> To do: For every line in the data below that contains "screenshot", copy the line.

+===+

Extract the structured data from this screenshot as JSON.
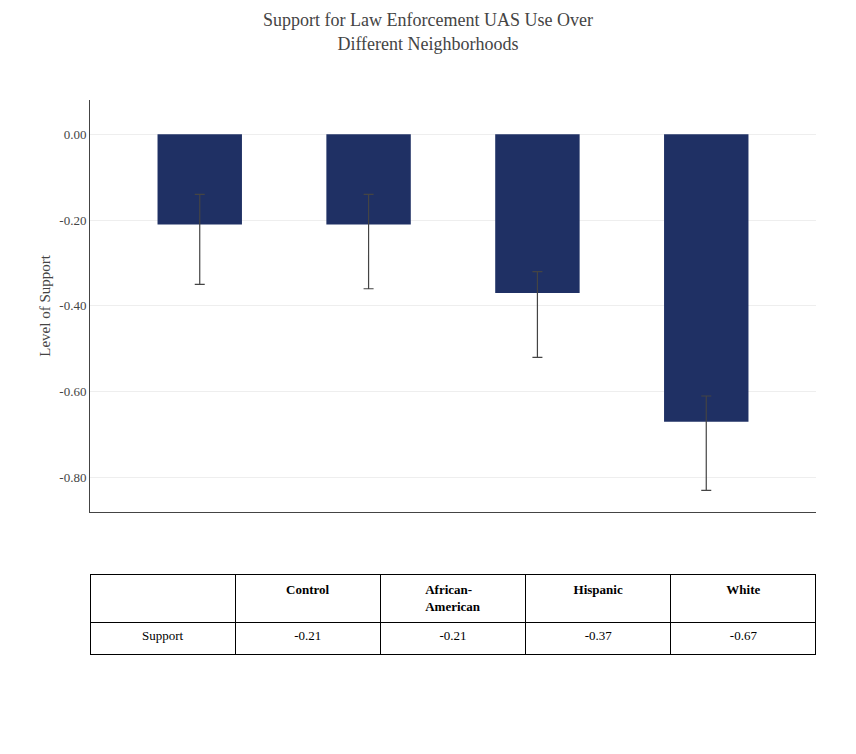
{
  "chart_data": {
    "type": "bar",
    "title": "Support for Law Enforcement UAS Use Over\nDifferent Neighborhoods",
    "ylabel": "Level of Support",
    "categories": [
      "Control",
      "African-\nAmerican",
      "Hispanic",
      "White"
    ],
    "values": [
      -0.21,
      -0.21,
      -0.37,
      -0.67
    ],
    "errors_up": [
      0.07,
      0.07,
      0.05,
      0.06
    ],
    "errors_down": [
      0.14,
      0.15,
      0.15,
      0.16
    ],
    "color": "#1F3064",
    "ylim": [
      -0.88,
      0.08
    ],
    "yticks": [
      {
        "value": 0.0,
        "label": "0.00"
      },
      {
        "value": -0.2,
        "label": "-0.20"
      },
      {
        "value": -0.4,
        "label": "-0.40"
      },
      {
        "value": -0.6,
        "label": "-0.60"
      },
      {
        "value": -0.8,
        "label": "-0.80"
      }
    ],
    "grid": true,
    "tick_labels": "y",
    "table": {
      "row_label": "Support",
      "col_labels": [
        "Control",
        "African-\nAmerican",
        "Hispanic",
        "White"
      ],
      "values": [
        "-0.21",
        "-0.21",
        "-0.37",
        "-0.67"
      ]
    }
  }
}
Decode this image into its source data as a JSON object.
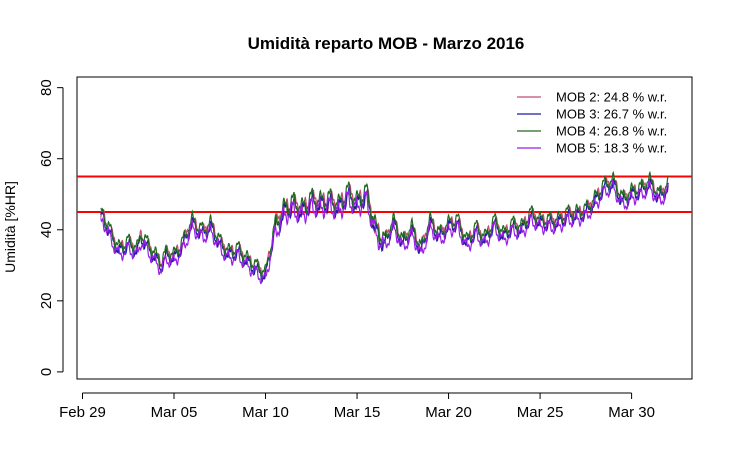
{
  "chart_data": {
    "type": "line",
    "title": "Umidità reparto MOB - Marzo 2016",
    "xlabel": "",
    "ylabel": "Umidità [%HR]",
    "x_ticks": [
      {
        "day": 0,
        "label": "Feb 29"
      },
      {
        "day": 5,
        "label": "Mar 05"
      },
      {
        "day": 10,
        "label": "Mar 10"
      },
      {
        "day": 15,
        "label": "Mar 15"
      },
      {
        "day": 20,
        "label": "Mar 20"
      },
      {
        "day": 25,
        "label": "Mar 25"
      },
      {
        "day": 30,
        "label": "Mar 30"
      }
    ],
    "xlim": [
      -0.3,
      33.3
    ],
    "ylim": [
      -2,
      83
    ],
    "y_ticks": [
      0,
      20,
      40,
      60,
      80
    ],
    "grid": false,
    "legend_position": "top-right",
    "reference_lines": [
      {
        "y": 55,
        "color": "#ff0000"
      },
      {
        "y": 45,
        "color": "#ff0000"
      }
    ],
    "base_profile_days": [
      1.0,
      1.1,
      1.5,
      1.7,
      2.0,
      2.5,
      3.0,
      3.2,
      3.6,
      4.0,
      4.3,
      4.6,
      5.0,
      5.5,
      6.0,
      6.3,
      6.6,
      7.0,
      7.5,
      8.0,
      8.5,
      9.0,
      9.5,
      10.0,
      10.5,
      11.0,
      11.5,
      12.0,
      12.5,
      13.0,
      13.5,
      14.0,
      14.5,
      15.0,
      15.5,
      16.0,
      16.5,
      17.0,
      17.5,
      18.0,
      18.5,
      19.0,
      19.5,
      20.0,
      20.5,
      21.0,
      21.5,
      22.0,
      22.5,
      23.0,
      23.5,
      24.0,
      24.5,
      25.0,
      25.5,
      26.0,
      26.5,
      27.0,
      27.5,
      28.0,
      28.5,
      29.0,
      29.5,
      30.0,
      30.5,
      31.0,
      31.5,
      32.0
    ],
    "base_profile_values": [
      43,
      44,
      39,
      37,
      34,
      36,
      34,
      38,
      35,
      32,
      30,
      33,
      32,
      36,
      42,
      40,
      39,
      41,
      36,
      33,
      34,
      31,
      29,
      27,
      40,
      45,
      47,
      45,
      48,
      47,
      48,
      46,
      50,
      47,
      50,
      40,
      36,
      42,
      36,
      40,
      34,
      42,
      38,
      41,
      42,
      36,
      40,
      37,
      42,
      38,
      41,
      40,
      44,
      42,
      42,
      42,
      44,
      44,
      45,
      48,
      52,
      53,
      48,
      50,
      51,
      53,
      49,
      52
    ],
    "series": [
      {
        "name": "MOB 2:  24.8 % w.r.",
        "color": "#c44e6e",
        "offset": 0.4
      },
      {
        "name": "MOB 3:  26.7 % w.r.",
        "color": "#1a1aa8",
        "offset": -0.3
      },
      {
        "name": "MOB 4:  26.8 % w.r.",
        "color": "#1f6b1f",
        "offset": 1.0
      },
      {
        "name": "MOB 5:  18.3 % w.r.",
        "color": "#9b1ee6",
        "offset": -1.2
      }
    ]
  }
}
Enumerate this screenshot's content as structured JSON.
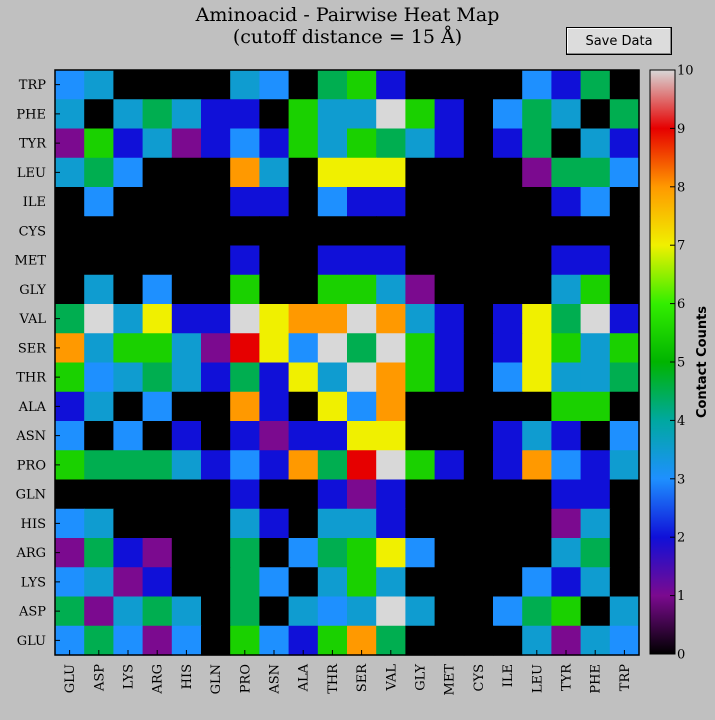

+===+

> The output:
Extract the structured data from this screenshot as JSON.
Enumerate this screenshot's content as structured JSON.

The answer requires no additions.